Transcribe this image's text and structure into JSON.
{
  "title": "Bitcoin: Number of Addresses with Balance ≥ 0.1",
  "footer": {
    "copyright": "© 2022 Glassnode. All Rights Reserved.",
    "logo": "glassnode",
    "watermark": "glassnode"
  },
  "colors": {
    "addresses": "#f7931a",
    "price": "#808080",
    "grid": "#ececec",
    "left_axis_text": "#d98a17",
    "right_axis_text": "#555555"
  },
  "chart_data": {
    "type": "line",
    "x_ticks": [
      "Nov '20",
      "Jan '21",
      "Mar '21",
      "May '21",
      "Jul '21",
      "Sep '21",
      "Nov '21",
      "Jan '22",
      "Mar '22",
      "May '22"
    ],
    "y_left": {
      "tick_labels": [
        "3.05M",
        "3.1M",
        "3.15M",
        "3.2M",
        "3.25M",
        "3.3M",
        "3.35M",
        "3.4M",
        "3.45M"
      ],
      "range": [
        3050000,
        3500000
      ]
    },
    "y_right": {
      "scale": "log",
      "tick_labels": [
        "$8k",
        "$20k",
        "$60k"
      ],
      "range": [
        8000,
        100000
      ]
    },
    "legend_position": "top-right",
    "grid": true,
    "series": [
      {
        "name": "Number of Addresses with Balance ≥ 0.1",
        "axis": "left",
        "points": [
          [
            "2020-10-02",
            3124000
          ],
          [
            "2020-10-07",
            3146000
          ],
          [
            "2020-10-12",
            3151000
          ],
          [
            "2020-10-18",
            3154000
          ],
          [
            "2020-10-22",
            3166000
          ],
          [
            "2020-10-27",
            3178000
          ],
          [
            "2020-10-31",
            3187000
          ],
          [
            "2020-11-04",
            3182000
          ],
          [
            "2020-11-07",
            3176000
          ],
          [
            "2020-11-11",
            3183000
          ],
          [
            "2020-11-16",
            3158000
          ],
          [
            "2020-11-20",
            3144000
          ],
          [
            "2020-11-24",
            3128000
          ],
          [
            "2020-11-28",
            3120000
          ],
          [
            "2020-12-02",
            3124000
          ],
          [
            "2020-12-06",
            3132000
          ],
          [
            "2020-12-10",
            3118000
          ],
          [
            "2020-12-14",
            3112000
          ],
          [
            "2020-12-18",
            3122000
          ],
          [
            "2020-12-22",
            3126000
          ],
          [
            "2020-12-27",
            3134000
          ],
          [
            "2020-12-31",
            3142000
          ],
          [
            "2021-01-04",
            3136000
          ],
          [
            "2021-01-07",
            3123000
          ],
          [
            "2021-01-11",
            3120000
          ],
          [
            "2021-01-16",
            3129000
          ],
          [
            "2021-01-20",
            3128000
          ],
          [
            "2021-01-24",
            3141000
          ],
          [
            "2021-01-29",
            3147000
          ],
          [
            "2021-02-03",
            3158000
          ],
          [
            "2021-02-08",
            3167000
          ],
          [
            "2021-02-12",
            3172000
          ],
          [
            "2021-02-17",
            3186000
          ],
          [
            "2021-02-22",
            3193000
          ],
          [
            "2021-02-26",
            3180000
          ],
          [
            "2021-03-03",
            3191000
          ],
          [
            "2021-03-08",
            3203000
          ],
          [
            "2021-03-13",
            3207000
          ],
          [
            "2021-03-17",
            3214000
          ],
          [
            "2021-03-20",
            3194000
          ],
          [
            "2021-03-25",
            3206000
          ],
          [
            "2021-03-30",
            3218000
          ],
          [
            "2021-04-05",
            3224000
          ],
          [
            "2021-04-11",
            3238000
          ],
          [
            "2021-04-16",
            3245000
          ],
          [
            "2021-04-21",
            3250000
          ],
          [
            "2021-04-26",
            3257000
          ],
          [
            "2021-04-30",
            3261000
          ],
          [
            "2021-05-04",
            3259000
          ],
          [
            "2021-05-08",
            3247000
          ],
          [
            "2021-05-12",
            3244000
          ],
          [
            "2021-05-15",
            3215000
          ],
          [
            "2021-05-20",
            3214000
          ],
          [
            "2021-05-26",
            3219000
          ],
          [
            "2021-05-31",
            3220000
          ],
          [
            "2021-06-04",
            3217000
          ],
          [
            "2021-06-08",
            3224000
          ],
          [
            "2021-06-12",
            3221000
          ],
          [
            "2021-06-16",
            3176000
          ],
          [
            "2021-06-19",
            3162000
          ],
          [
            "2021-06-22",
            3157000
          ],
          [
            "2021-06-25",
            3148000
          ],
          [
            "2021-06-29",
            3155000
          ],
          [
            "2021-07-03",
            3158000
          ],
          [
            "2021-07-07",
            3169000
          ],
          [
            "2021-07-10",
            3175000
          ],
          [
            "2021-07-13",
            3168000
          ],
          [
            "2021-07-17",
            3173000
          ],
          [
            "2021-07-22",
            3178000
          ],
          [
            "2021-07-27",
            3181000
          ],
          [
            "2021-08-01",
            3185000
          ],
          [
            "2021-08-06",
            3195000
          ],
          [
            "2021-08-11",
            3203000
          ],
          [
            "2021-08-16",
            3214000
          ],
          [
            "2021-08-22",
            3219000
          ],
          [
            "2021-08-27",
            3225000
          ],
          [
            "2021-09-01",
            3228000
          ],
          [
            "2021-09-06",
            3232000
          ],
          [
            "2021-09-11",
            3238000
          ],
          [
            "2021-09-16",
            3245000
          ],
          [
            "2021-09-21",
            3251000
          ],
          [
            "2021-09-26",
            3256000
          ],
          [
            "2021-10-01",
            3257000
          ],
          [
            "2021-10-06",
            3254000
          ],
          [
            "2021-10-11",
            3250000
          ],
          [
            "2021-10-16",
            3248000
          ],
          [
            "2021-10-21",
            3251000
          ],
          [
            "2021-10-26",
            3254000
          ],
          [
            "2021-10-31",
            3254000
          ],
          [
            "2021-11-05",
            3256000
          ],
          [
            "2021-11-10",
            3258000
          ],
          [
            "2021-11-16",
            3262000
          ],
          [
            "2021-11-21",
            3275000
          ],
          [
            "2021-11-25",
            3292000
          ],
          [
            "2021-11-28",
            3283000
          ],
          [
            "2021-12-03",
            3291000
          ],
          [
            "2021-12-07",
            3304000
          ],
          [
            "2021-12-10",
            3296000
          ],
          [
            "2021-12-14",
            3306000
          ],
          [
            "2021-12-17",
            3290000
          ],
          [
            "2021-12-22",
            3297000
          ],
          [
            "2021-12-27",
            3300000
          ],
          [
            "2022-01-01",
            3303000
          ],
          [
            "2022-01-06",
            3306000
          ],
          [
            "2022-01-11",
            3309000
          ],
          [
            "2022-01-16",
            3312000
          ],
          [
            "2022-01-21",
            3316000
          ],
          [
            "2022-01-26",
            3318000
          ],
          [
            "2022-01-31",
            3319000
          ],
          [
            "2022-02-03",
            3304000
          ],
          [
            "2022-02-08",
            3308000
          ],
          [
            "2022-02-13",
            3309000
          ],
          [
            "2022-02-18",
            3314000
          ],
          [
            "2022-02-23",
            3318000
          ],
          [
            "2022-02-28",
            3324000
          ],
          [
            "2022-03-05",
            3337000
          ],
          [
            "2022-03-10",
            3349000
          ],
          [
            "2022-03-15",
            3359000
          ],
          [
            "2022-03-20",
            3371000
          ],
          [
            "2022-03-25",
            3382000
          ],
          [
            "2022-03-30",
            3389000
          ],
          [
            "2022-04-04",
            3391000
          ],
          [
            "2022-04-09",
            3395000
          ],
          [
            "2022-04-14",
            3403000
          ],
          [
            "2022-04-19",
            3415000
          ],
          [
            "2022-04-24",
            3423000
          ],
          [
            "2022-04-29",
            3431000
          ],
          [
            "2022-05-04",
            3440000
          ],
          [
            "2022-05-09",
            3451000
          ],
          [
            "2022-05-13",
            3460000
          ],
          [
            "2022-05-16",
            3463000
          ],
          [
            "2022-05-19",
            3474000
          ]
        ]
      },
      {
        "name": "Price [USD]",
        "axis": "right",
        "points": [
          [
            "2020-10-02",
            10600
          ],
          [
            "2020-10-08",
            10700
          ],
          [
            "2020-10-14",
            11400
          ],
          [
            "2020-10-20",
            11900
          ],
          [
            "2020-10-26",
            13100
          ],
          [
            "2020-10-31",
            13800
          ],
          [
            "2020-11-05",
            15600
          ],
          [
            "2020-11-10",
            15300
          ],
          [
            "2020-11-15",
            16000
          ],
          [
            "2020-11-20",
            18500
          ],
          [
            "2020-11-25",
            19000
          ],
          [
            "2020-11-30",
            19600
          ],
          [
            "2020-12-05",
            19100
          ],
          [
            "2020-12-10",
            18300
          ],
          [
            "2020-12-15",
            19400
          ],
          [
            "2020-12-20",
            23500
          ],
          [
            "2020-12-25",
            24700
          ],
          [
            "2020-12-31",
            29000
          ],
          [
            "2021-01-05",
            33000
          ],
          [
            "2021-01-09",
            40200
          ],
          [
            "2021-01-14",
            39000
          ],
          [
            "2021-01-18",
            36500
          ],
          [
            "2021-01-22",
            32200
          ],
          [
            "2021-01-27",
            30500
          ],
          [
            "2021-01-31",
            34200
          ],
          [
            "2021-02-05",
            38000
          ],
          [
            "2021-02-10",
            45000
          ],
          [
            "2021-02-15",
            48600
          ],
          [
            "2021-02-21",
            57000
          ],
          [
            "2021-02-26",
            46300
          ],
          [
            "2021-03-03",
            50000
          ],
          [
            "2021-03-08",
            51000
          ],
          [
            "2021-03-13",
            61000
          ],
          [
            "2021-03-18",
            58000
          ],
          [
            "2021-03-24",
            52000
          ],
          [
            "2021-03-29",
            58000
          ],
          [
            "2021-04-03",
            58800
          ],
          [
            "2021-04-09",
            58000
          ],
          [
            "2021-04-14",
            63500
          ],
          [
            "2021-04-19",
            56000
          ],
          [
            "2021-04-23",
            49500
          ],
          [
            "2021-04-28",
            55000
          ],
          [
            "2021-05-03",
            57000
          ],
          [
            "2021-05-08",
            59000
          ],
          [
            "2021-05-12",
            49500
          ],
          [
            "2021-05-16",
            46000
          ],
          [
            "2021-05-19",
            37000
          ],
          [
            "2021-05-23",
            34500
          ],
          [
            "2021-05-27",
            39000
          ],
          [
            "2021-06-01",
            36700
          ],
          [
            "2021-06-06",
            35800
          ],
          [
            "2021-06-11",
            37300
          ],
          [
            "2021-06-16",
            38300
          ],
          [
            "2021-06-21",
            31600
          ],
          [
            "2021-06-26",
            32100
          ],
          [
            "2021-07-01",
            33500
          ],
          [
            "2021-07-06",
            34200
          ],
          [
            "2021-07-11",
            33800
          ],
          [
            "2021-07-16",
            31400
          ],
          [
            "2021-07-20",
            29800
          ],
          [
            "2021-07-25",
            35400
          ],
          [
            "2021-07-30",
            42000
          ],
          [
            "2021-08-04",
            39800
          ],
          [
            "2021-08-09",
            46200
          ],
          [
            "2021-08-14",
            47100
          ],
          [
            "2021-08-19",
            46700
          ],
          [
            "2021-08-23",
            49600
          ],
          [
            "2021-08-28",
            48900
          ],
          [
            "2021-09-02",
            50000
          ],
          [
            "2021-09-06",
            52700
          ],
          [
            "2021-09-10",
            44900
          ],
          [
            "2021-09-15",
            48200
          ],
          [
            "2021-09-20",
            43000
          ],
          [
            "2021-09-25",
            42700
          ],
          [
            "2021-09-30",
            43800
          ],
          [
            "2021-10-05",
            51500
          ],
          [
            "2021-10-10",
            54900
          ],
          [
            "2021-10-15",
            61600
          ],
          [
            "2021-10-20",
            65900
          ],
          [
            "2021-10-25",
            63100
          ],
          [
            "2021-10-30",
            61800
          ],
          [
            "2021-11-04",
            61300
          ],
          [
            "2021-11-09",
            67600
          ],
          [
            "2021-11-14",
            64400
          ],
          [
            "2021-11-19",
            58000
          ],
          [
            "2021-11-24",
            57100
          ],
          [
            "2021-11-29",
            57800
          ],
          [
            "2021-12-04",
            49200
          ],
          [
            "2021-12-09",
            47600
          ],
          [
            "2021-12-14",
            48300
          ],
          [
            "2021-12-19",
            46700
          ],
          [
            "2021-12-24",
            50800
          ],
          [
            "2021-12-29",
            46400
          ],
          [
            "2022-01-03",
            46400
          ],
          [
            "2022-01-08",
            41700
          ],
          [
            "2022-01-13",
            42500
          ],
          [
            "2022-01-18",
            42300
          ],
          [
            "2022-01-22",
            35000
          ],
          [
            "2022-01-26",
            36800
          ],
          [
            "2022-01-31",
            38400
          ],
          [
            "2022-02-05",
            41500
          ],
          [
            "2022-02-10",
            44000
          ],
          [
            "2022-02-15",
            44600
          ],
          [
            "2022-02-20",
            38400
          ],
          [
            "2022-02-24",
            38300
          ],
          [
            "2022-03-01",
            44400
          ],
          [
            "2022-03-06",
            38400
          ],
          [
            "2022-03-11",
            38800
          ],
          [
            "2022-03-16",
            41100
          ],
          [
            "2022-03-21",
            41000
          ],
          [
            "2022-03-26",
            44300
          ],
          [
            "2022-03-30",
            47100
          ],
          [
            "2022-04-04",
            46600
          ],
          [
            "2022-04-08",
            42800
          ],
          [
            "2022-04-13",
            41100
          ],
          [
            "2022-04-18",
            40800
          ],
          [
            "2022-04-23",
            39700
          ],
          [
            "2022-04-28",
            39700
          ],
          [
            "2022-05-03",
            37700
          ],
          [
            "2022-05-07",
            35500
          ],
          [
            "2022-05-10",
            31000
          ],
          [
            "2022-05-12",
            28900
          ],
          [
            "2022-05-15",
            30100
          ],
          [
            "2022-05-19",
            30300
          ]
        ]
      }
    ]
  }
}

________________________

What this task involves —
Show every line that contains the word "name".

Written solution —
        "name": "Number of Addresses with Balance ≥ 0.1",
        "name": "Price [USD]",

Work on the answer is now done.